[Start Material supplied]
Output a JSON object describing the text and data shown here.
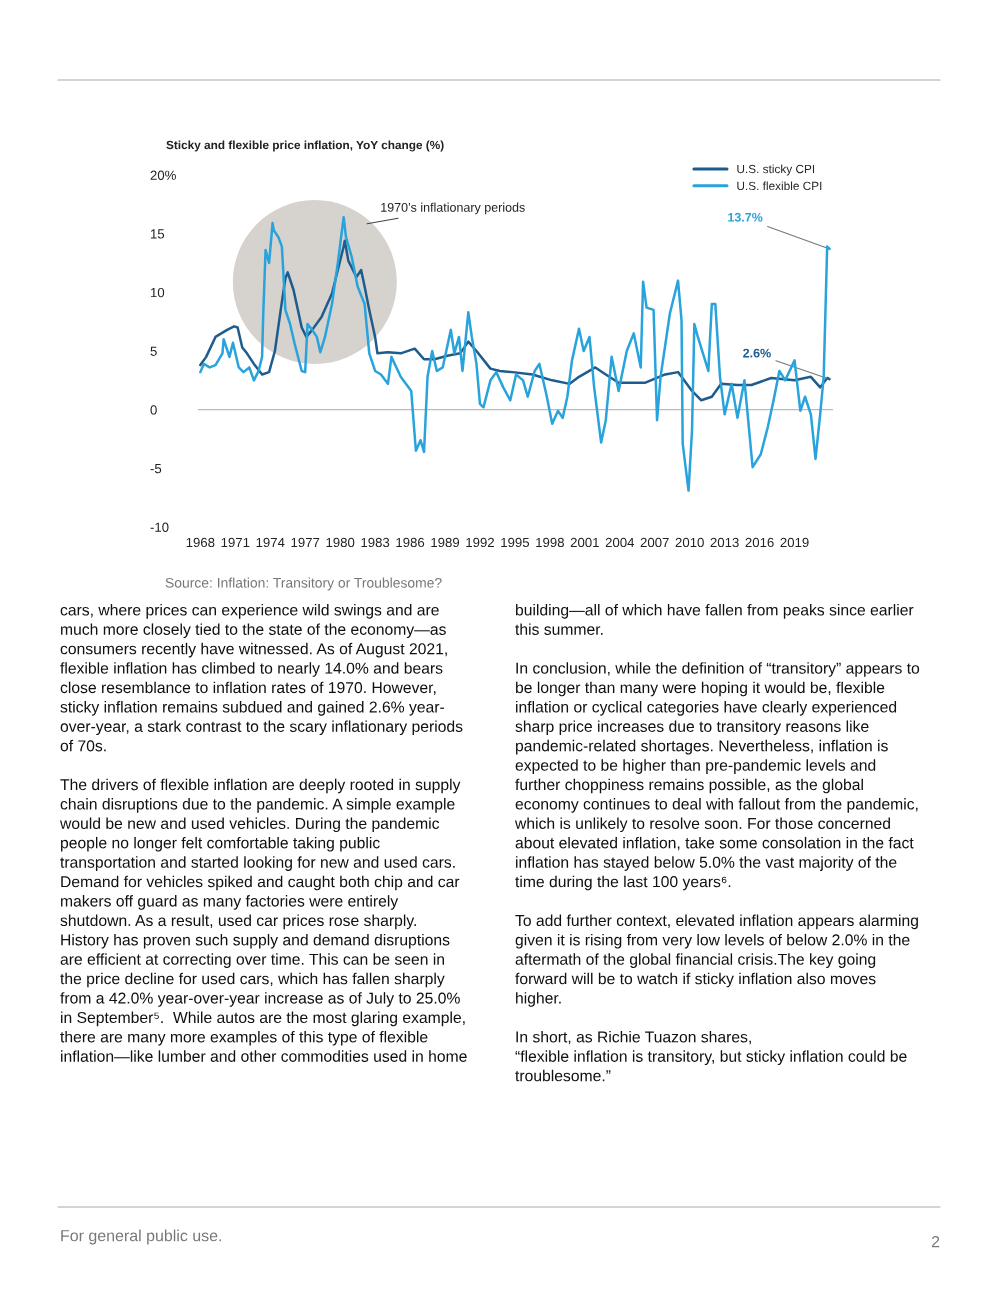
{
  "chart_data": {
    "type": "line",
    "title": "Sticky and flexible price inflation, YoY change (%)",
    "xlim": [
      1967.8,
      2022.3
    ],
    "ylim": [
      -10,
      20
    ],
    "xticks": [
      1968,
      1971,
      1974,
      1977,
      1980,
      1983,
      1986,
      1989,
      1992,
      1995,
      1998,
      2001,
      2004,
      2007,
      2010,
      2013,
      2016,
      2019
    ],
    "yticks": [
      {
        "value": 20,
        "label": "20%"
      },
      15,
      10,
      5,
      0,
      -5,
      -10
    ],
    "grid": false,
    "legend": "top right",
    "ref_lines": [
      {
        "axis": "y",
        "value": 0,
        "color": "#bbbbbb"
      }
    ],
    "series": [
      {
        "name": "U.S. sticky CPI",
        "color": "#1d5c8c",
        "x": [
          1968.0,
          1968.5,
          1969.3,
          1969.8,
          1970.3,
          1970.9,
          1971.2,
          1971.6,
          1972.0,
          1972.6,
          1973.3,
          1973.9,
          1974.4,
          1974.9,
          1975.3,
          1975.5,
          1976.0,
          1976.7,
          1977.1,
          1977.6,
          1978.4,
          1979.3,
          1979.8,
          1980.3,
          1980.4,
          1980.7,
          1981.4,
          1981.8,
          1982.1,
          1982.5,
          1983.0,
          1983.2,
          1984.1,
          1985.2,
          1986.4,
          1987.2,
          1988.1,
          1989.2,
          1990.3,
          1991.0,
          1991.7,
          1992.9,
          1993.7,
          1994.8,
          1996.5,
          1998.2,
          1999.7,
          2000.5,
          2001.9,
          2002.8,
          2003.9,
          2006.2,
          2007.9,
          2009.0,
          2010.2,
          2011.0,
          2011.9,
          2012.7,
          2014.1,
          2015.3,
          2017.0,
          2019.0,
          2020.4,
          2021.2,
          2021.8,
          2022.0
        ],
        "values": [
          3.8,
          4.5,
          6.2,
          6.5,
          6.8,
          7.1,
          7.0,
          5.3,
          4.8,
          3.9,
          3.0,
          3.2,
          5.0,
          8.5,
          11.2,
          11.7,
          10.2,
          7.0,
          6.2,
          6.8,
          7.9,
          9.9,
          11.9,
          13.9,
          14.4,
          12.7,
          11.3,
          11.9,
          10.5,
          8.5,
          6.2,
          4.8,
          4.9,
          4.8,
          5.2,
          4.3,
          4.3,
          4.6,
          4.8,
          5.8,
          5.0,
          3.5,
          3.3,
          3.2,
          3.0,
          2.5,
          2.2,
          2.8,
          3.6,
          3.0,
          2.3,
          2.3,
          3.0,
          3.2,
          1.6,
          0.8,
          1.1,
          2.2,
          2.1,
          2.1,
          2.7,
          2.5,
          2.8,
          1.9,
          2.7,
          2.6
        ]
      },
      {
        "name": "U.S. flexible CPI",
        "color": "#29a3dc",
        "x": [
          1968.0,
          1968.3,
          1968.8,
          1969.3,
          1969.9,
          1970.0,
          1970.5,
          1970.8,
          1971.3,
          1971.7,
          1972.2,
          1972.6,
          1973.0,
          1973.3,
          1973.4,
          1973.6,
          1973.9,
          1974.2,
          1974.3,
          1974.7,
          1975.0,
          1975.3,
          1975.7,
          1976.1,
          1976.7,
          1977.0,
          1977.2,
          1977.6,
          1978.0,
          1978.3,
          1978.7,
          1979.3,
          1979.8,
          1980.3,
          1980.5,
          1981.0,
          1981.5,
          1982.1,
          1982.5,
          1983.0,
          1983.5,
          1984.1,
          1984.4,
          1985.2,
          1986.1,
          1986.5,
          1986.9,
          1987.2,
          1987.5,
          1987.9,
          1988.3,
          1988.8,
          1989.5,
          1989.8,
          1990.2,
          1990.5,
          1991.0,
          1991.3,
          1991.7,
          1992.0,
          1992.3,
          1992.9,
          1993.4,
          1994.0,
          1994.6,
          1995.1,
          1995.7,
          1996.1,
          1996.7,
          1997.1,
          1997.7,
          1998.2,
          1998.7,
          1999.1,
          1999.5,
          1999.9,
          2000.5,
          2000.9,
          2001.4,
          2001.8,
          2002.4,
          2002.8,
          2003.3,
          2003.9,
          2004.6,
          2005.2,
          2005.8,
          2006.0,
          2006.3,
          2006.9,
          2007.2,
          2007.5,
          2008.3,
          2009.0,
          2009.3,
          2009.4,
          2009.9,
          2010.2,
          2010.4,
          2010.7,
          2011.6,
          2011.9,
          2012.2,
          2012.6,
          2013.0,
          2013.6,
          2014.1,
          2014.7,
          2015.4,
          2016.1,
          2016.7,
          2017.2,
          2017.7,
          2018.2,
          2019.0,
          2019.5,
          2019.9,
          2020.4,
          2020.8,
          2021.2,
          2021.5,
          2021.8,
          2022.0
        ],
        "values": [
          3.2,
          3.9,
          3.6,
          3.8,
          4.8,
          6.0,
          4.5,
          5.7,
          3.6,
          3.2,
          3.6,
          2.5,
          3.3,
          4.5,
          8.2,
          13.6,
          12.5,
          15.9,
          15.3,
          14.7,
          13.9,
          8.5,
          7.3,
          5.6,
          3.3,
          3.2,
          7.3,
          6.8,
          6.2,
          4.9,
          6.2,
          9.0,
          12.5,
          16.4,
          14.7,
          13.0,
          10.5,
          9.0,
          4.8,
          3.3,
          3.0,
          2.2,
          4.5,
          2.8,
          1.6,
          -3.5,
          -2.6,
          -3.6,
          2.8,
          5.0,
          3.3,
          3.6,
          6.8,
          4.8,
          6.2,
          3.3,
          8.3,
          6.2,
          3.9,
          0.5,
          0.2,
          2.5,
          3.2,
          1.9,
          0.8,
          3.0,
          2.5,
          1.1,
          3.3,
          3.9,
          1.3,
          -1.2,
          -0.1,
          -0.7,
          1.1,
          4.2,
          6.9,
          5.0,
          6.2,
          1.9,
          -2.8,
          -0.9,
          4.5,
          1.6,
          5.0,
          6.5,
          3.6,
          10.9,
          8.7,
          8.5,
          -0.9,
          2.8,
          8.2,
          11.0,
          7.6,
          -2.9,
          -6.9,
          -1.8,
          7.3,
          6.2,
          3.3,
          9.0,
          9.0,
          2.8,
          -0.4,
          2.2,
          -0.7,
          2.5,
          -4.9,
          -3.8,
          -1.5,
          0.8,
          3.3,
          2.5,
          4.2,
          -0.1,
          1.1,
          -0.4,
          -4.2,
          -0.4,
          2.8,
          13.9,
          13.7
        ]
      }
    ],
    "annotations": [
      "1970’s inflationary periods",
      {
        "text": "13.7%",
        "x": 2022.0,
        "y": 13.7
      },
      {
        "text": "2.6%",
        "x": 2022.0,
        "y": 2.6
      },
      "Source: Inflation: Transitory or Troublesome?",
      "cars, where prices can experience wild swings and are\nmuch more closely tied to the state of the economy—as\nconsumers recently have witnessed. As of August 2021,\nflexible inflation has climbed to nearly 14.0% and bears\nclose resemblance to inflation rates of 1970. However,\nsticky inflation remains subdued and gained 2.6% year-\nover-year, a stark contrast to the scary inflationary periods\nof 70s.\n\nThe drivers of flexible inflation are deeply rooted in supply\nchain disruptions due to the pandemic. A simple example\nwould be new and used vehicles. During the pandemic\npeople no longer felt comfortable taking public\ntransportation and started looking for new and used cars.\nDemand for vehicles spiked and caught both chip and car\nmakers off guard as many factories were entirely\nshutdown. As a result, used car prices rose sharply.\nHistory has proven such supply and demand disruptions\nare efficient at correcting over time. This can be seen in\nthe price decline for used cars, which has fallen sharply\nfrom a 42.0% year-over-year increase as of July to 25.0%\nin September⁵.  While autos are the most glaring example,\nthere are many more examples of this type of flexible\ninflation—like lumber and other commodities used in home",
      "building—all of which have fallen from peaks since earlier\nthis summer.\n\nIn conclusion, while the definition of “transitory” appears to\nbe longer than many were hoping it would be, flexible\ninflation or cyclical categories have clearly experienced\nsharp price increases due to transitory reasons like\npandemic-related shortages. Nevertheless, inflation is\nexpected to be higher than pre-pandemic levels and\nfurther choppiness remains possible, as the global\neconomy continues to deal with fallout from the pandemic,\nwhich is unlikely to resolve soon. For those concerned\nabout elevated inflation, take some consolation in the fact\ninflation has stayed below 5.0% the vast majority of the\ntime during the last 100 years⁶.\n\nTo add further context, elevated inflation appears alarming\ngiven it is rising from very low levels of below 2.0% in the\naftermath of the global financial crisis.The key going\nforward will be to watch if sticky inflation also moves\nhigher.\n\nIn short, as Richie Tuazon shares,\n“flexible inflation is transitory, but sticky inflation could be\ntroublesome.”",
      "For general public use.",
      "2"
    ]
  }
}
[End Material supplied]
**What is needed**
List each line of the entries that holds the string "name".

**Exercise output**
        "name": "U.S. sticky CPI",
        "name": "U.S. flexible CPI",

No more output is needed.